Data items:

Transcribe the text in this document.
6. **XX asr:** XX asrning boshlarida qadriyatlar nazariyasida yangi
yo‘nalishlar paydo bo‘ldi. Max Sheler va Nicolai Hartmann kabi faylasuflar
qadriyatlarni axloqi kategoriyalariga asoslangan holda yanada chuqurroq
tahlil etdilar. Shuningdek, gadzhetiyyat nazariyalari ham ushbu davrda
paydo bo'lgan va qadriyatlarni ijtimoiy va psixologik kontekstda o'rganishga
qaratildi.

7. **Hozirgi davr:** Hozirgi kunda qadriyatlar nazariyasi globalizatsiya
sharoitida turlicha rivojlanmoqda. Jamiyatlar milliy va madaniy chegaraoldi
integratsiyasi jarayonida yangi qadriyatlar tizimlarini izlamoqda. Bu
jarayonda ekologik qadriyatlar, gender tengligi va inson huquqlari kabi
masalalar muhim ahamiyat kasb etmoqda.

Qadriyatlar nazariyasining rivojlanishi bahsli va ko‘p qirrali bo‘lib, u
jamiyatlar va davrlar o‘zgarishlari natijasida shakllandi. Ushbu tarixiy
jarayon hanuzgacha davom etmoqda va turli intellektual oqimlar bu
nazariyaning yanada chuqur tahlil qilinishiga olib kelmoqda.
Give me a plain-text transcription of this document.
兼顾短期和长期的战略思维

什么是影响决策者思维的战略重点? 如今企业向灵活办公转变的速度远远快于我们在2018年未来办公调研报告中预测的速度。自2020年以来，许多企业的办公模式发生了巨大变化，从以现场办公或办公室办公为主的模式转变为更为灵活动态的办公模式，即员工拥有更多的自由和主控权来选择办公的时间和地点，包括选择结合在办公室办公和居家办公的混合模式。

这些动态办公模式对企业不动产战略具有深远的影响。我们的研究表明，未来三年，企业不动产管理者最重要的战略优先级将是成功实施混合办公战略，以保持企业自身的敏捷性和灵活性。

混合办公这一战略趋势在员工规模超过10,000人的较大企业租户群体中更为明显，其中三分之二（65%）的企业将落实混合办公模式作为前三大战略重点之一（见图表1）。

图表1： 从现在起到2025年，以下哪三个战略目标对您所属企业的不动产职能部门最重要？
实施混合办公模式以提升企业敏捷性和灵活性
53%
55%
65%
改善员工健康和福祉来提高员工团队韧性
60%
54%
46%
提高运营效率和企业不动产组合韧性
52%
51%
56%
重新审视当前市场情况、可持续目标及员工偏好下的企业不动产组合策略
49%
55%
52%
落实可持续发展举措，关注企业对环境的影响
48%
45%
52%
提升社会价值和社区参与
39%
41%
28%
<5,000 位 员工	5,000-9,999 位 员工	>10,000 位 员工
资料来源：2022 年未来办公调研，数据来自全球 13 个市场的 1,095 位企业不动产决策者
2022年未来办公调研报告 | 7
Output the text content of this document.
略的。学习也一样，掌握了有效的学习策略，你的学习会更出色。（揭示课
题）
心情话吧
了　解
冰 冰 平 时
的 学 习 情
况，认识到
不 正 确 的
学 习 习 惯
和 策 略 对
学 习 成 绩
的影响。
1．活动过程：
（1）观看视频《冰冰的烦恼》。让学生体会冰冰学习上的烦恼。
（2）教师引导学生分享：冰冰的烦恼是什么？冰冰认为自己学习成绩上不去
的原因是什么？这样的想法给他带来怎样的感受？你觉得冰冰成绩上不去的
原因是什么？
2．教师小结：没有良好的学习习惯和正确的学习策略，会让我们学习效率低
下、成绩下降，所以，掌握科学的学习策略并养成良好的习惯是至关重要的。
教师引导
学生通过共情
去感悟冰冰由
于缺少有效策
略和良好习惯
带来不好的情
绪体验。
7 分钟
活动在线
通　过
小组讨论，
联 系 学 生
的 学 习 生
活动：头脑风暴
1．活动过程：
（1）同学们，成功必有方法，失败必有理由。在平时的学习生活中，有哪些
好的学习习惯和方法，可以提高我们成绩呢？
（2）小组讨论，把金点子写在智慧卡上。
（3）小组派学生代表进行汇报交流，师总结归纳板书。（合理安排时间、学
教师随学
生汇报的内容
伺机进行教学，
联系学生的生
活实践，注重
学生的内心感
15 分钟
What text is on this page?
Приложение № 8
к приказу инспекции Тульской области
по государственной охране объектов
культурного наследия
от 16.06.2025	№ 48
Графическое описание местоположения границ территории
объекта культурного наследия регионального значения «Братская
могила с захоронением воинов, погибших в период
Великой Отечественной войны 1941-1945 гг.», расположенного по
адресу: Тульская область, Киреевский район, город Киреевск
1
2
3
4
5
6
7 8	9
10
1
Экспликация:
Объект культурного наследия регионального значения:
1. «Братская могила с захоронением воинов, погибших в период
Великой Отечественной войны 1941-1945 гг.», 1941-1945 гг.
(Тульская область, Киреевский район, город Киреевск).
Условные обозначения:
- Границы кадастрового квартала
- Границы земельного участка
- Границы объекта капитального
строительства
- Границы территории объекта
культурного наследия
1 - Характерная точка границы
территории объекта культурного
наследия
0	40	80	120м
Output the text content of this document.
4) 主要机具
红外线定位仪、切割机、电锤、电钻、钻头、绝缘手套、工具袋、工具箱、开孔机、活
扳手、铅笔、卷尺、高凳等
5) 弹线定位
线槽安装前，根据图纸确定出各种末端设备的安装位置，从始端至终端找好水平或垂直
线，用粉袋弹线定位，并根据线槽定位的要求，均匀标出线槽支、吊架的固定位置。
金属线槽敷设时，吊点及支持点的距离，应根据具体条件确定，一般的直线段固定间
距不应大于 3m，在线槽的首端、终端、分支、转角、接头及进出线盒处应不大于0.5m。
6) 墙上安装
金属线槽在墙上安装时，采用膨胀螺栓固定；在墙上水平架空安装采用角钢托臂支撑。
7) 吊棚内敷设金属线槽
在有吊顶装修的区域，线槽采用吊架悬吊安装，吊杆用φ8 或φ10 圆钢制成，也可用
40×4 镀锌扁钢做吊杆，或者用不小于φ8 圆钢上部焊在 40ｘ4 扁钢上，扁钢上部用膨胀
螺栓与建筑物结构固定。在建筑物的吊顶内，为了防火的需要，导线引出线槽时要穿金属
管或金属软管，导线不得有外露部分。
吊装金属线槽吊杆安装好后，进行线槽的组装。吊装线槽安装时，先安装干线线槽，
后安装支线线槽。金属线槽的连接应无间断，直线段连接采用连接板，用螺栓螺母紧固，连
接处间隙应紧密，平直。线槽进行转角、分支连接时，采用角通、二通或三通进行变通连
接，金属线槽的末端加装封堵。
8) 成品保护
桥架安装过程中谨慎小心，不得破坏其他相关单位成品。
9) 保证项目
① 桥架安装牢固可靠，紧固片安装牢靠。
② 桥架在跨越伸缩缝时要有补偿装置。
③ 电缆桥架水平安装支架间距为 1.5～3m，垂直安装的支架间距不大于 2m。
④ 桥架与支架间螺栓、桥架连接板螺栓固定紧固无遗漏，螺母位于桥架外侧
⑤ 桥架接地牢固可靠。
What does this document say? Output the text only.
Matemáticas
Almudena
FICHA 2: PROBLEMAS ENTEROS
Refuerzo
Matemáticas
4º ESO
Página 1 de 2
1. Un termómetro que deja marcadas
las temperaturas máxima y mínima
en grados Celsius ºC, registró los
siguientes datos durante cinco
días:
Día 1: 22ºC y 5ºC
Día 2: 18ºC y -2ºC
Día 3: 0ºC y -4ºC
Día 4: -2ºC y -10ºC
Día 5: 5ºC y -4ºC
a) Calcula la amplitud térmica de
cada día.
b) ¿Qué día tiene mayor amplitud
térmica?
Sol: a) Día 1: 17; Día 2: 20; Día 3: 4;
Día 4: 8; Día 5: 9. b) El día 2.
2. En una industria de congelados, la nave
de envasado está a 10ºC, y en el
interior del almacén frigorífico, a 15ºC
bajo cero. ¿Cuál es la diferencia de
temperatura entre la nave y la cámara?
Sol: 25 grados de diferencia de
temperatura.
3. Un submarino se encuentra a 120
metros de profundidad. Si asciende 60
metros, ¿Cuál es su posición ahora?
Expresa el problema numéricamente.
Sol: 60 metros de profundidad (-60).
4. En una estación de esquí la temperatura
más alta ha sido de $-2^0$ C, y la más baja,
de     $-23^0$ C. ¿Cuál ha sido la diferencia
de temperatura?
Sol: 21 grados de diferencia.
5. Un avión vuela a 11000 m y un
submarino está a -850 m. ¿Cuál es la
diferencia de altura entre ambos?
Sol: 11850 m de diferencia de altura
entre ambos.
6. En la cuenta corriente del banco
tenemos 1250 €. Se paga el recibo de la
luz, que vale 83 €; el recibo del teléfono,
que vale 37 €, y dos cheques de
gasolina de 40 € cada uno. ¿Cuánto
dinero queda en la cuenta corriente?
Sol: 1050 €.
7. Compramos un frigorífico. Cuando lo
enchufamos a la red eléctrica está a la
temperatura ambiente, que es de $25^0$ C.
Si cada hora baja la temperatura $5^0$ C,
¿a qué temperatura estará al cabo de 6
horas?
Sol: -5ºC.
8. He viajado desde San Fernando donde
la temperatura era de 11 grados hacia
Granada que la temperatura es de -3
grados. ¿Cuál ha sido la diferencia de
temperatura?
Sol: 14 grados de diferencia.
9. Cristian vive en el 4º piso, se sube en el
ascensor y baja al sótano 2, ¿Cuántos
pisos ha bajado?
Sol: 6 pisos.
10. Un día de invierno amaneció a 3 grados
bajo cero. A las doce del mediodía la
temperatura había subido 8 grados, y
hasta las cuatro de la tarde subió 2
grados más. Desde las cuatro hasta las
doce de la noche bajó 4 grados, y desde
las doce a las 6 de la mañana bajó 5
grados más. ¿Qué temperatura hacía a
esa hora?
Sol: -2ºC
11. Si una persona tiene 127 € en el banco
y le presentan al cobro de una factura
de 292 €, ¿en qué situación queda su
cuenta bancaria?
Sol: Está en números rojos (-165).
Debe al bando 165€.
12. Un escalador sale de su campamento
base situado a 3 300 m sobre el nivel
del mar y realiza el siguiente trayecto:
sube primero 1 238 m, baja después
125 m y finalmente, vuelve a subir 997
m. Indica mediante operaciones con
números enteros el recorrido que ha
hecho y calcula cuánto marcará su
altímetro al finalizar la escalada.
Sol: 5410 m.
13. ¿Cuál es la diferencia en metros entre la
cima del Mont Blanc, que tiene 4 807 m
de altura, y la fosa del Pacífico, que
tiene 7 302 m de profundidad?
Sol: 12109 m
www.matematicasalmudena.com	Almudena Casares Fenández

• _The request_
For the records above, state how many lines include the string "bajó", giving the number and nothing else.

• _Written response_
2